## Data records
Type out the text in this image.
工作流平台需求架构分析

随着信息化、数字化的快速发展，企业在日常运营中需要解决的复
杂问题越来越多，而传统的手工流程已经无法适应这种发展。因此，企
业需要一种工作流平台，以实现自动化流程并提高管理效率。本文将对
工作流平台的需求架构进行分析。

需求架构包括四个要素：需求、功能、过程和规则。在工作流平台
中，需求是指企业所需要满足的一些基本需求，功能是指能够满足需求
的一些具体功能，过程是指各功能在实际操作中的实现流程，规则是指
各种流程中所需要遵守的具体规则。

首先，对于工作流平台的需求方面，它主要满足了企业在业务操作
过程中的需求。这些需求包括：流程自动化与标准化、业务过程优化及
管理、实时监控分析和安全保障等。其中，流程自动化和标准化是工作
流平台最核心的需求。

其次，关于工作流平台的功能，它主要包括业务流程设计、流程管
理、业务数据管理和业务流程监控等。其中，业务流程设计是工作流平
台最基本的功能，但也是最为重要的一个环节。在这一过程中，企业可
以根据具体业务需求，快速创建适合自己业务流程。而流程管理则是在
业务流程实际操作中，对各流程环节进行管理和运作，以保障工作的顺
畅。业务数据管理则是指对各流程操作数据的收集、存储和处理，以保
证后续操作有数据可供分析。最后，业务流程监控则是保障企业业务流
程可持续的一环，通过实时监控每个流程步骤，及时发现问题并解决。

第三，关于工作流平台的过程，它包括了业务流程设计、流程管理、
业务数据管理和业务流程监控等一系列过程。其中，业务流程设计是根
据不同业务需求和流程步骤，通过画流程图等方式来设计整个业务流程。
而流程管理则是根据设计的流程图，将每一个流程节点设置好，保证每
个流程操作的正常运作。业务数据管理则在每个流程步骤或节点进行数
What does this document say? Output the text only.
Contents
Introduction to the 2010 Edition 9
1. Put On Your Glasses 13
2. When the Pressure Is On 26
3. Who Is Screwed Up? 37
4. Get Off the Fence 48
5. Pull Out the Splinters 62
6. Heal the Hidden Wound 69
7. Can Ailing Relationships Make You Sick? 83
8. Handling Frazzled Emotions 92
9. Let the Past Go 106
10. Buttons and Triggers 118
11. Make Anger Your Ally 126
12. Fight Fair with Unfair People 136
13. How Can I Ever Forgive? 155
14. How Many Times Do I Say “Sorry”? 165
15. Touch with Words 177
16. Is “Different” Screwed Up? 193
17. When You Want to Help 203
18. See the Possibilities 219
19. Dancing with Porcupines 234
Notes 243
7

## Task description
Each entry above is to be quoted exactly.

## Problem solution
Type out the text in this image.
工作流平台需求架构分析

随着信息化、数字化的快速发展，企业在日常运营中需要解决的复
杂问题越来越多，而传统的手工流程已经无法适应这种发展。因此，企
业需要一种工作流平台，以实现自动化流程并提高管理效率。本文将对
工作流平台的需求架构进行分析。

需求架构包括四个要素：需求、功能、过程和规则。在工作流平台
中，需求是指企业所需要满足的一些基本需求，功能是指能够满足需求
的一些具体功能，过程是指各功能在实际操作中的实现流程，规则是指
各种流程中所需要遵守的具体规则。

首先，对于工作流平台的需求方面，它主要满足了企业在业务操作
过程中的需求。这些需求包括：流程自动化与标准化、业务过程优化及
管理、实时监控分析和安全保障等。其中，流程自动化和标准化是工作
流平台最核心的需求。

其次，关于工作流平台的功能，它主要包括业务流程设计、流程管
理、业务数据管理和业务流程监控等。其中，业务流程设计是工作流平
台最基本的功能，但也是最为重要的一个环节。在这一过程中，企业可
以根据具体业务需求，快速创建适合自己业务流程。而流程管理则是在
业务流程实际操作中，对各流程环节进行管理和运作，以保障工作的顺
畅。业务数据管理则是指对各流程操作数据的收集、存储和处理，以保
证后续操作有数据可供分析。最后，业务流程监控则是保障企业业务流
程可持续的一环，通过实时监控每个流程步骤，及时发现问题并解决。

第三，关于工作流平台的过程，它包括了业务流程设计、流程管理、
业务数据管理和业务流程监控等一系列过程。其中，业务流程设计是根
据不同业务需求和流程步骤，通过画流程图等方式来设计整个业务流程。
而流程管理则是根据设计的流程图，将每一个流程节点设置好，保证每
个流程操作的正常运作。业务数据管理则在每个流程步骤或节点进行数
What does this document say? Output the text only.
Contents
Introduction to the 2010 Edition 9
1. Put On Your Glasses 13
2. When the Pressure Is On 26
3. Who Is Screwed Up? 37
4. Get Off the Fence 48
5. Pull Out the Splinters 62
6. Heal the Hidden Wound 69
7. Can Ailing Relationships Make You Sick? 83
8. Handling Frazzled Emotions 92
9. Let the Past Go 106
10. Buttons and Triggers 118
11. Make Anger Your Ally 126
12. Fight Fair with Unfair People 136
13. How Can I Ever Forgive? 155
14. How Many Times Do I Say “Sorry”? 165
15. Touch with Words 177
16. Is “Different” Screwed Up? 193
17. When You Want to Help 203
18. See the Possibilities 219
19. Dancing with Porcupines 234
Notes 243
7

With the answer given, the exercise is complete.